Exercise goal
Copy nothing but the text: repeat each entry exactly and drop the images.

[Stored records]
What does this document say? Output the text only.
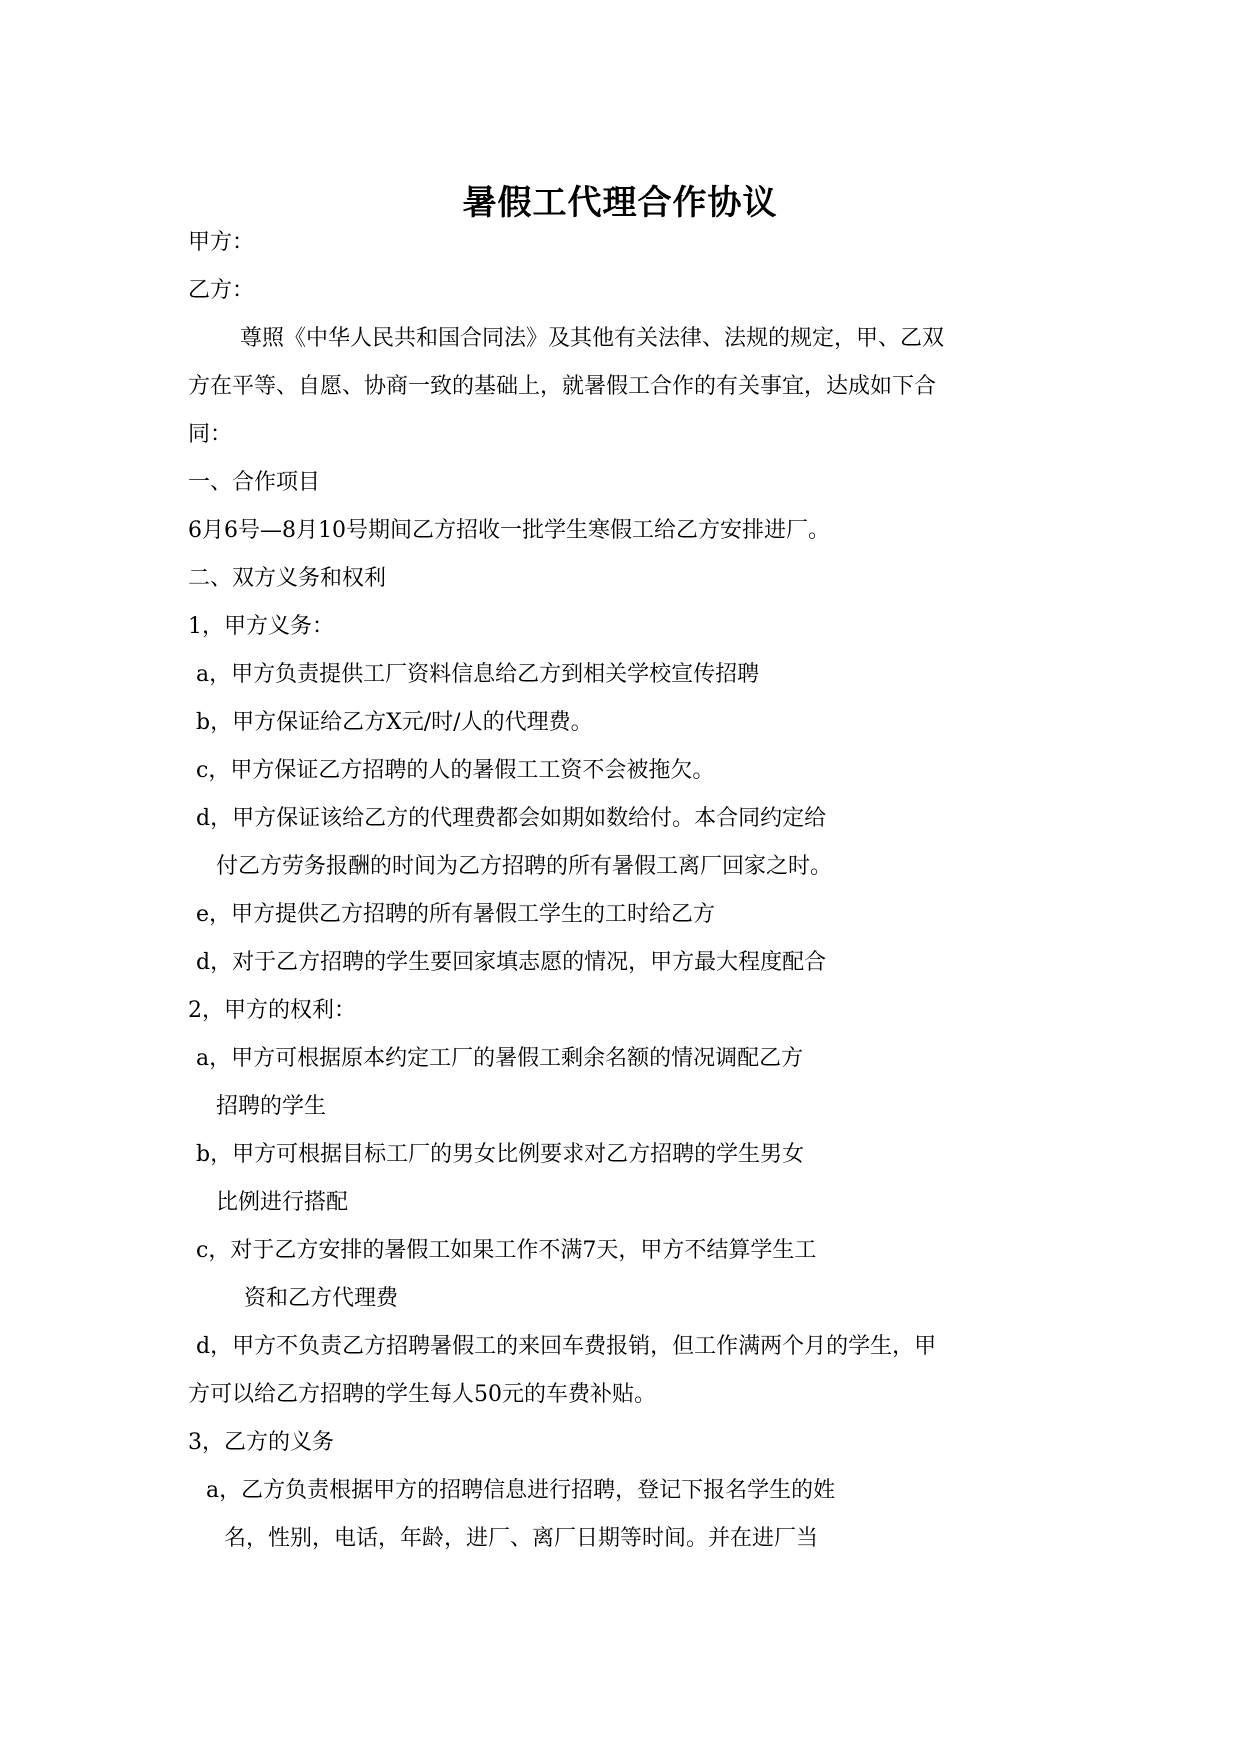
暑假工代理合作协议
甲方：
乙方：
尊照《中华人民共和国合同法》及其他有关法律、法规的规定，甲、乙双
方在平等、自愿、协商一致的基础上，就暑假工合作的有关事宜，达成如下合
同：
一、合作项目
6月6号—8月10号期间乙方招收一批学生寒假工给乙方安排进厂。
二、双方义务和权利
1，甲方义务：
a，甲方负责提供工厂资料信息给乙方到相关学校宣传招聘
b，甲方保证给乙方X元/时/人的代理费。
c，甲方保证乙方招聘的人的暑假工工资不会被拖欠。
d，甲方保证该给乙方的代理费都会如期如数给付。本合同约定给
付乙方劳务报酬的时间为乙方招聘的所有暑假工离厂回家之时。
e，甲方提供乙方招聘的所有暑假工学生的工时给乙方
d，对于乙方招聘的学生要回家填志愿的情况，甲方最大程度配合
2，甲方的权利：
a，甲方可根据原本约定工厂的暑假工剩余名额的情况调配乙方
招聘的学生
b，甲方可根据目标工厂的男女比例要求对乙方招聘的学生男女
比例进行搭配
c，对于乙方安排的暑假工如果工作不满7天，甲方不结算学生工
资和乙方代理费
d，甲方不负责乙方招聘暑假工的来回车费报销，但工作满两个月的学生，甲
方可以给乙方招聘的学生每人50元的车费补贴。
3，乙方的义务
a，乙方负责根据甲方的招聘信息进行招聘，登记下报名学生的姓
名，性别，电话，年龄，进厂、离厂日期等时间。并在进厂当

Exercise output
What does this document say? Output the text only.
暑假工代理合作协议
甲方：
乙方：
尊照《中华人民共和国合同法》及其他有关法律、法规的规定，甲、乙双
方在平等、自愿、协商一致的基础上，就暑假工合作的有关事宜，达成如下合
同：
一、合作项目
6月6号—8月10号期间乙方招收一批学生寒假工给乙方安排进厂。
二、双方义务和权利
1，甲方义务：
a，甲方负责提供工厂资料信息给乙方到相关学校宣传招聘
b，甲方保证给乙方X元/时/人的代理费。
c，甲方保证乙方招聘的人的暑假工工资不会被拖欠。
d，甲方保证该给乙方的代理费都会如期如数给付。本合同约定给
付乙方劳务报酬的时间为乙方招聘的所有暑假工离厂回家之时。
e，甲方提供乙方招聘的所有暑假工学生的工时给乙方
d，对于乙方招聘的学生要回家填志愿的情况，甲方最大程度配合
2，甲方的权利：
a，甲方可根据原本约定工厂的暑假工剩余名额的情况调配乙方
招聘的学生
b，甲方可根据目标工厂的男女比例要求对乙方招聘的学生男女
比例进行搭配
c，对于乙方安排的暑假工如果工作不满7天，甲方不结算学生工
资和乙方代理费
d，甲方不负责乙方招聘暑假工的来回车费报销，但工作满两个月的学生，甲
方可以给乙方招聘的学生每人50元的车费补贴。
3，乙方的义务
a，乙方负责根据甲方的招聘信息进行招聘，登记下报名学生的姓
名，性别，电话，年龄，进厂、离厂日期等时间。并在进厂当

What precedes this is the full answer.